» **LISTING**:
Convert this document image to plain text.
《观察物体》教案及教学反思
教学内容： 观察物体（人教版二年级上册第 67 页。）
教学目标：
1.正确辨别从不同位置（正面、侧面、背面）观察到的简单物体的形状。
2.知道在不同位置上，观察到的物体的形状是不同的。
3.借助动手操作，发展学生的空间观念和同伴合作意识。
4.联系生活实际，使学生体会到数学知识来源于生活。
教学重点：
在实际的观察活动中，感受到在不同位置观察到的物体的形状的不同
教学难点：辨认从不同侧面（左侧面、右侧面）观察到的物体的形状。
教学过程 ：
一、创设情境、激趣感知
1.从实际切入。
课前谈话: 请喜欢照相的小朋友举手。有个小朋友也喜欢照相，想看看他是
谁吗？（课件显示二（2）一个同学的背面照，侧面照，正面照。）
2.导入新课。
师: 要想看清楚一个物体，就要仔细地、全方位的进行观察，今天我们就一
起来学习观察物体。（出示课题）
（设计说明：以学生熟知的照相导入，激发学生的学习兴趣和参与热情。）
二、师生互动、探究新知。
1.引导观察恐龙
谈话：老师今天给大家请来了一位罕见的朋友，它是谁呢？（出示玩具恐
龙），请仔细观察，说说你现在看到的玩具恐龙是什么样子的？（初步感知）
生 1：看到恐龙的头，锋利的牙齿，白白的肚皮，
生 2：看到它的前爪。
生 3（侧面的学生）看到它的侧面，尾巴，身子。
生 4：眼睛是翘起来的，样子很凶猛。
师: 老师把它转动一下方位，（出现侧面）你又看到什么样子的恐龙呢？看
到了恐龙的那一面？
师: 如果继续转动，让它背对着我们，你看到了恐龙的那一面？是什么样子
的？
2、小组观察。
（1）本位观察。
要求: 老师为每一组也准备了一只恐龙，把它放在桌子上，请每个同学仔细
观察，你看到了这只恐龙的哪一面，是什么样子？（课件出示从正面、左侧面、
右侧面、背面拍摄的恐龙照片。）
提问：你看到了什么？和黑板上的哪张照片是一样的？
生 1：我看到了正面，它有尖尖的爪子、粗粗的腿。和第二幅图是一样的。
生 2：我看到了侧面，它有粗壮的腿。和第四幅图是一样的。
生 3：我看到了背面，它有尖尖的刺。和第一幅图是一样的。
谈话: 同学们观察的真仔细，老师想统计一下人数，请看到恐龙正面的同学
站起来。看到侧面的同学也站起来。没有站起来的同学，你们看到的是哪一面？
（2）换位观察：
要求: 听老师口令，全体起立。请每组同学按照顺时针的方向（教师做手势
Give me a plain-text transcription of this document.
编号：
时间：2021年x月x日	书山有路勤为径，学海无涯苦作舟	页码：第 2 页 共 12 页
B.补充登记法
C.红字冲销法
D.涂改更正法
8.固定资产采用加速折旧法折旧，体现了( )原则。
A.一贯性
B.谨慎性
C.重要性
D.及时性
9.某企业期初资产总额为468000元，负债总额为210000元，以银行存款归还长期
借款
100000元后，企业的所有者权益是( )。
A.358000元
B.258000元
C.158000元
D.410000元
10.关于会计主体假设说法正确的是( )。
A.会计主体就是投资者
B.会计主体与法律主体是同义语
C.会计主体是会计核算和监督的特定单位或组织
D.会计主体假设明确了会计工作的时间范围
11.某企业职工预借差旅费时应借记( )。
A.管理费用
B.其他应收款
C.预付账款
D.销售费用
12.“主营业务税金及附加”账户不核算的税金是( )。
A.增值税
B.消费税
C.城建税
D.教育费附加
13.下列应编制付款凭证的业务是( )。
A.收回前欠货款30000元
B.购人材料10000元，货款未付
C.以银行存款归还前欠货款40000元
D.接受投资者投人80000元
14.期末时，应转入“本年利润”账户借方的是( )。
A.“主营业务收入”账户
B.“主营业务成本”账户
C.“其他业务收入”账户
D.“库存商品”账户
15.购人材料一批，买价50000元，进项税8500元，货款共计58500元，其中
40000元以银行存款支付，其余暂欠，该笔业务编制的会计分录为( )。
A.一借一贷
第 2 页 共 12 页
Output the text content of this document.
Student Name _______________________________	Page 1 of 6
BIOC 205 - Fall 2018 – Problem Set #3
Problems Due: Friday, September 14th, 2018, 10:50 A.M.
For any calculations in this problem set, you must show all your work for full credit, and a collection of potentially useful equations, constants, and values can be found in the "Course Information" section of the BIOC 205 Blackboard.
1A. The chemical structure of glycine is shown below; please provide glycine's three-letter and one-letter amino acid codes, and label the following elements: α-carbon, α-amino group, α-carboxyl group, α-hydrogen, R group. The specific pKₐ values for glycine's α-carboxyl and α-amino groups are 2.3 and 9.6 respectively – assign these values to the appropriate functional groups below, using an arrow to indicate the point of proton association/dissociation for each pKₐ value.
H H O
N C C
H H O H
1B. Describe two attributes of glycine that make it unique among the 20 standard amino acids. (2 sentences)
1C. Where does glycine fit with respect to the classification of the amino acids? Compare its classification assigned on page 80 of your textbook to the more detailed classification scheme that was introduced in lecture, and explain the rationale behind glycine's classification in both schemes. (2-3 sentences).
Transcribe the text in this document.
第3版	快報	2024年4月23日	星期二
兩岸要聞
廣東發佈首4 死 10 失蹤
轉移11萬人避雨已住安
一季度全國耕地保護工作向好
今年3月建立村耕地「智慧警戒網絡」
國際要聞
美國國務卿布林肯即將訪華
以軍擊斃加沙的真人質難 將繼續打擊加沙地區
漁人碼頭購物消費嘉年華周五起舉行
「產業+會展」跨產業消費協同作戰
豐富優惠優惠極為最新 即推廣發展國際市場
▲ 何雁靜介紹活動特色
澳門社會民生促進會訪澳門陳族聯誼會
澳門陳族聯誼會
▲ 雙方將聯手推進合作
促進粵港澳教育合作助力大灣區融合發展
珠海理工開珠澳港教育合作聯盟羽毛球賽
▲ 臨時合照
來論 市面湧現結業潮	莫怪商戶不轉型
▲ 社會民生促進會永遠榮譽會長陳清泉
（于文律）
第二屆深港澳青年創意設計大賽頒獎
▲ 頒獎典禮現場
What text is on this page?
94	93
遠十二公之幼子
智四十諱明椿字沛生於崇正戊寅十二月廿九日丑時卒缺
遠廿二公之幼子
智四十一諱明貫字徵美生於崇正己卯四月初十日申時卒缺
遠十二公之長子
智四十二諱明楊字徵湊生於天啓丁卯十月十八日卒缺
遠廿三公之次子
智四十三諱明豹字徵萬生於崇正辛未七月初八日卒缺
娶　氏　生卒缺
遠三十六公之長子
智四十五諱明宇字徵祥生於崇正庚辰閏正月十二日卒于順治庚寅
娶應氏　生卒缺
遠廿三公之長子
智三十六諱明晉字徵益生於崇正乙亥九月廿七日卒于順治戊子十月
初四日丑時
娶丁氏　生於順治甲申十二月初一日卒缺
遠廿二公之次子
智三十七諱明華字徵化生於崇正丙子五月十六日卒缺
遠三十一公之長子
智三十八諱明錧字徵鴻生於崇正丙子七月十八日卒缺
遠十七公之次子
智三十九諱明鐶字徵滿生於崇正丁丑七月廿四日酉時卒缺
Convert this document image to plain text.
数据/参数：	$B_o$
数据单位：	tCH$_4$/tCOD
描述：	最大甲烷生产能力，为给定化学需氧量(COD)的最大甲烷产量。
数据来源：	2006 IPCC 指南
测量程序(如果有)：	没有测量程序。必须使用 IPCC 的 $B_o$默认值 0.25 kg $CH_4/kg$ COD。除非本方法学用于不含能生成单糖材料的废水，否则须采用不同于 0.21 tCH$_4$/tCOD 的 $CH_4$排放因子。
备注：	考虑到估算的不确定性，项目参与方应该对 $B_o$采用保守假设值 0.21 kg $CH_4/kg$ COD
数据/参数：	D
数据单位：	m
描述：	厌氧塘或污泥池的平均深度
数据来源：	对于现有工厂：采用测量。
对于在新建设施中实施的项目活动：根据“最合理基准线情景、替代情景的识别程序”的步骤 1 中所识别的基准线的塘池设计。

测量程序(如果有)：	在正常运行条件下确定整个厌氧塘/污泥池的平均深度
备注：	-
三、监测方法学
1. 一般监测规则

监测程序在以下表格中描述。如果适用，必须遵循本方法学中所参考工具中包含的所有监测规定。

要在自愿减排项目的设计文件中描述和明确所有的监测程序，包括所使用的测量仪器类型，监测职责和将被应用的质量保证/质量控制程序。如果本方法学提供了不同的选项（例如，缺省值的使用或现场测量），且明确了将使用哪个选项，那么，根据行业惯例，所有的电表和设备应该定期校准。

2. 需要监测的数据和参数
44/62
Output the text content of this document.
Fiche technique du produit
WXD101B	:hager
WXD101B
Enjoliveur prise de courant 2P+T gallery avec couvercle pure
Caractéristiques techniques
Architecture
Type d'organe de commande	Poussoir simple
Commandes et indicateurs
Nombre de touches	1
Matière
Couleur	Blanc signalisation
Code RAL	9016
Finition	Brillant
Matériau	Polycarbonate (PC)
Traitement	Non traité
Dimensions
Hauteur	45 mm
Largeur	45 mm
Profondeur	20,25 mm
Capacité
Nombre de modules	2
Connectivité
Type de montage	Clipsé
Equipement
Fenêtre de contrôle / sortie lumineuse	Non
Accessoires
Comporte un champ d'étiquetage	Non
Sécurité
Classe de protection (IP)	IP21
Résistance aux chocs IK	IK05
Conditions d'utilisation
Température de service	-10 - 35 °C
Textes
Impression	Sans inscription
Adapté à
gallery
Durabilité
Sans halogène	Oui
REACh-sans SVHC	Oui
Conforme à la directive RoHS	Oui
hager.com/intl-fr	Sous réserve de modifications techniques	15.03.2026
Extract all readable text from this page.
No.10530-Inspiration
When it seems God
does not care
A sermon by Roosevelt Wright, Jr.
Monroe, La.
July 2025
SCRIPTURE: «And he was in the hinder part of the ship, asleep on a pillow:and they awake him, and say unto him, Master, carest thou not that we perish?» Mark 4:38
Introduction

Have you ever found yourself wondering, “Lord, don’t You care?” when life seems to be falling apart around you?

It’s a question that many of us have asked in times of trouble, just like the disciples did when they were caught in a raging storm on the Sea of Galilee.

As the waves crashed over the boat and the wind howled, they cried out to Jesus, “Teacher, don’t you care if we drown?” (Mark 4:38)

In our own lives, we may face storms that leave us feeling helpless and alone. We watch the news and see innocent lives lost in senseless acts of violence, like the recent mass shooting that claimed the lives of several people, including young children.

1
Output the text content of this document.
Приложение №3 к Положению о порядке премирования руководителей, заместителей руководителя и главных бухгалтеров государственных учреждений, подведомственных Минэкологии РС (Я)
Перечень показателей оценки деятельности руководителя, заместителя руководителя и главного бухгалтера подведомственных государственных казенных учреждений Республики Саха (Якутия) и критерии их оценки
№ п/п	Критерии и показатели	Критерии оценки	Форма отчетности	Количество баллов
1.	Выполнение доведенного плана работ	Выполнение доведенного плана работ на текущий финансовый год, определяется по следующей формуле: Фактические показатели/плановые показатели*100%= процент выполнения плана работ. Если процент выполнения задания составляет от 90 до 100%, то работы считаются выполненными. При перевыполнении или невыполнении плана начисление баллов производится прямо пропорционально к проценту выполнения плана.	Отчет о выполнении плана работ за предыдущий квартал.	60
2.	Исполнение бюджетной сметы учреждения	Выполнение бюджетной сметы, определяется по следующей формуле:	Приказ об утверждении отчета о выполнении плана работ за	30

» **WHAT IS EXPECTED**:
Search the entries for the string "государственных" and collect each line that has it.

» **WRITTEN SOLUTION**:
Приложение №3 к Положению о порядке премирования руководителей, заместителей руководителя и главных бухгалтеров государственных учреждений, подведомственных Минэкологии РС (Я)
Перечень показателей оценки деятельности руководителя, заместителя руководителя и главного бухгалтера подведомственных государственных казенных учреждений Республики Саха (Якутия) и критерии их оценки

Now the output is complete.